* **WRITTEN PROBLEM**: Extract every line that includes the string "JSON".

— START —

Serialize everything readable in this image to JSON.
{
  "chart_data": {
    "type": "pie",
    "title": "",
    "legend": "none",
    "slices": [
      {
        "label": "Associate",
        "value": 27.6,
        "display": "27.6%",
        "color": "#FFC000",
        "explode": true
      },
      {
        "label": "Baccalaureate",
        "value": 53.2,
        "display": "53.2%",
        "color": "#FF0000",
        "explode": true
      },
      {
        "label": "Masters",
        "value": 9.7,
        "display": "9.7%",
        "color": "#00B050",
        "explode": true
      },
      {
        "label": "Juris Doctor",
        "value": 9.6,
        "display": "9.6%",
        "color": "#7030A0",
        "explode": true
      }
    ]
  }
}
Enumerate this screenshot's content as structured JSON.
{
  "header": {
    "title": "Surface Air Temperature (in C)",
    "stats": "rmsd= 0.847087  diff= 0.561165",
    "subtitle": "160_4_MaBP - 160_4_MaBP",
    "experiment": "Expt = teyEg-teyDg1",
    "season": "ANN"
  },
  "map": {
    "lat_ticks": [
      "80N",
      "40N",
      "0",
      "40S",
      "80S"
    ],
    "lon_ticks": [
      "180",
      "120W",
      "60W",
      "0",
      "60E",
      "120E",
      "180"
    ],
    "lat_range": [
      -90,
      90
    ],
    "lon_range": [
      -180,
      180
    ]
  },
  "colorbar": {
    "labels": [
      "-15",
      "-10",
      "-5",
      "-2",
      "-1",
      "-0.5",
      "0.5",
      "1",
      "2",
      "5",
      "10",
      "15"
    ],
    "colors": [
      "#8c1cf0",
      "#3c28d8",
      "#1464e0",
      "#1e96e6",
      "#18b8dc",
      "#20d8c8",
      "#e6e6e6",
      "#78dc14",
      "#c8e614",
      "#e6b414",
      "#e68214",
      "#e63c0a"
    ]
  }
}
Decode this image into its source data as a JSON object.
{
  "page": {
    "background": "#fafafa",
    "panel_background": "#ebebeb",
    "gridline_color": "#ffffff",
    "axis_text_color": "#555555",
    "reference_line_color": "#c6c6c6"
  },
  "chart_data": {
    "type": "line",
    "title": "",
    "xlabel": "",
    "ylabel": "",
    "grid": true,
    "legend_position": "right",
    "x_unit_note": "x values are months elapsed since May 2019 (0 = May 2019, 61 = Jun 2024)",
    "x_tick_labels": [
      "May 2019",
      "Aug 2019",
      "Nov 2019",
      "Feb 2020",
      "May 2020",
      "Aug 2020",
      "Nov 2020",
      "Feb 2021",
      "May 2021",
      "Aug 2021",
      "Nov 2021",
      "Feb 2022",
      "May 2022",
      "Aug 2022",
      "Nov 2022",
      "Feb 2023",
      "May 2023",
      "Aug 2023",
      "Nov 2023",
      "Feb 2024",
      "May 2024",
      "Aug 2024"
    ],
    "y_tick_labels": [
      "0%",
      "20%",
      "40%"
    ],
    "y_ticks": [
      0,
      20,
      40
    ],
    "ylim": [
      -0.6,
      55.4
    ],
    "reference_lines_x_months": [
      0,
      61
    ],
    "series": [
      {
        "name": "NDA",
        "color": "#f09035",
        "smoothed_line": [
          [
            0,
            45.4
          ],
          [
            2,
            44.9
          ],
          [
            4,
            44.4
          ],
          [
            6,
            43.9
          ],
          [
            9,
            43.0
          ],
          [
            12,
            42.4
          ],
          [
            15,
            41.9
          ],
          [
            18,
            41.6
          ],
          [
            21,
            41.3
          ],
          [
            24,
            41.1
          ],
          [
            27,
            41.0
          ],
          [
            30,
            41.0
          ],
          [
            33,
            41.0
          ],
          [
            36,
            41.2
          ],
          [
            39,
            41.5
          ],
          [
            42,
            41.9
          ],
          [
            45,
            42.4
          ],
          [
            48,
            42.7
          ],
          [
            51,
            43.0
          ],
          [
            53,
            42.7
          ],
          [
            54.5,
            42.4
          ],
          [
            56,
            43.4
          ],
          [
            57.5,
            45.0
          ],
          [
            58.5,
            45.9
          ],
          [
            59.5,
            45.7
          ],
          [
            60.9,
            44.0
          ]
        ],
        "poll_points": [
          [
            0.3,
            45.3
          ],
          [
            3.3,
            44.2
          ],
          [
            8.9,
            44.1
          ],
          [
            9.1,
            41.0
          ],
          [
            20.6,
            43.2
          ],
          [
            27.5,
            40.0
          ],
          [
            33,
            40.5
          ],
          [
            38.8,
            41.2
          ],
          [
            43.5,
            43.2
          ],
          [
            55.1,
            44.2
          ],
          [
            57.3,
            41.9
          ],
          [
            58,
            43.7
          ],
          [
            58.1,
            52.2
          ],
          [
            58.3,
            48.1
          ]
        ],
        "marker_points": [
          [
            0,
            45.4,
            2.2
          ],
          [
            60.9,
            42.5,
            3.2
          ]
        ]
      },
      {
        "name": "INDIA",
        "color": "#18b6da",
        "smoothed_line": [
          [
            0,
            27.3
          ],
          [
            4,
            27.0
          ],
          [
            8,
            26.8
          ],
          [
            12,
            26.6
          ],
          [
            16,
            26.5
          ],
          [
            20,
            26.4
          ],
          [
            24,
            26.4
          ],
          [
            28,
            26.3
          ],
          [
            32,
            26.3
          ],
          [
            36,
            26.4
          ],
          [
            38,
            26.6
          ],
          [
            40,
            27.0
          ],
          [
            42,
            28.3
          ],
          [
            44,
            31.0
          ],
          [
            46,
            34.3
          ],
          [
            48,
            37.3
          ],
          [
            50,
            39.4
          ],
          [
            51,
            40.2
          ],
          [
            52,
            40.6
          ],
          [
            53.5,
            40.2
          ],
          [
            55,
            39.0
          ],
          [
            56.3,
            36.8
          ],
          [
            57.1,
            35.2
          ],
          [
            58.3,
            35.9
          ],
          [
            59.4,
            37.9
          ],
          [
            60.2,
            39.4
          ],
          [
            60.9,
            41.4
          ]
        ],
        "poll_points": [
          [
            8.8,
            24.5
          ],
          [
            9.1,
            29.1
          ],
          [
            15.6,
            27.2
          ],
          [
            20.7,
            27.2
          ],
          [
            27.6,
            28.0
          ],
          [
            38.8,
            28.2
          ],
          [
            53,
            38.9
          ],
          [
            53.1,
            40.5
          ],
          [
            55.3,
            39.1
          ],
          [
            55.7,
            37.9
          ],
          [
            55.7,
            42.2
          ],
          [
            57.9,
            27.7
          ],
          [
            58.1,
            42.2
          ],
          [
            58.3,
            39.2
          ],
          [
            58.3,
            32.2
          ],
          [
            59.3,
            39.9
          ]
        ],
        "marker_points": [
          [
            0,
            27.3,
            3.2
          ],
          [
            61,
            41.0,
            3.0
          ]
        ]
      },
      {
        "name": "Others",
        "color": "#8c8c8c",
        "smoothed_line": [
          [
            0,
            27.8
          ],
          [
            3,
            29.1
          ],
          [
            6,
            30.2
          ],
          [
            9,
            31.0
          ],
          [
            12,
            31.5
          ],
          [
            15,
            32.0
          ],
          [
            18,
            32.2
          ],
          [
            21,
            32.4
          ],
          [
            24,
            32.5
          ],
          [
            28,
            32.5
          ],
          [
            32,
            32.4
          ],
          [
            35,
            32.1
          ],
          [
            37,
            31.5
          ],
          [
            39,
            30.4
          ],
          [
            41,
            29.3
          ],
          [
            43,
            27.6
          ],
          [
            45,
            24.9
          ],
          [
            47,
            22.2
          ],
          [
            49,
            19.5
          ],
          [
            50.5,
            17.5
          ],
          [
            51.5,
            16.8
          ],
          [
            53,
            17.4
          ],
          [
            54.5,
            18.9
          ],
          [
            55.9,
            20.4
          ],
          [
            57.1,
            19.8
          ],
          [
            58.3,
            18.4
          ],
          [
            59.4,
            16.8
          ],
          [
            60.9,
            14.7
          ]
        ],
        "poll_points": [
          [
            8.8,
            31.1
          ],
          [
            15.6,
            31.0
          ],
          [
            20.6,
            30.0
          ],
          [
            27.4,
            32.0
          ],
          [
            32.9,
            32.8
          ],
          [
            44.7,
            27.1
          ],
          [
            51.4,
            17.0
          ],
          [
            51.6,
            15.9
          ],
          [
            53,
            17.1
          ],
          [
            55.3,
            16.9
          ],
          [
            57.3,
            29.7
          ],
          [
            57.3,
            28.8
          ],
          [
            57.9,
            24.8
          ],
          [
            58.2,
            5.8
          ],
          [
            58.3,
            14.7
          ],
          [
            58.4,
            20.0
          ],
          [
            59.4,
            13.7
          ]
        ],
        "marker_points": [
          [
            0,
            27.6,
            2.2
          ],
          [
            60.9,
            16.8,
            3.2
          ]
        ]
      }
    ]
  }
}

— END —

* **THE SOLUTION**:
Serialize everything readable in this image to JSON.
Enumerate this screenshot's content as structured JSON.
Decode this image into its source data as a JSON object.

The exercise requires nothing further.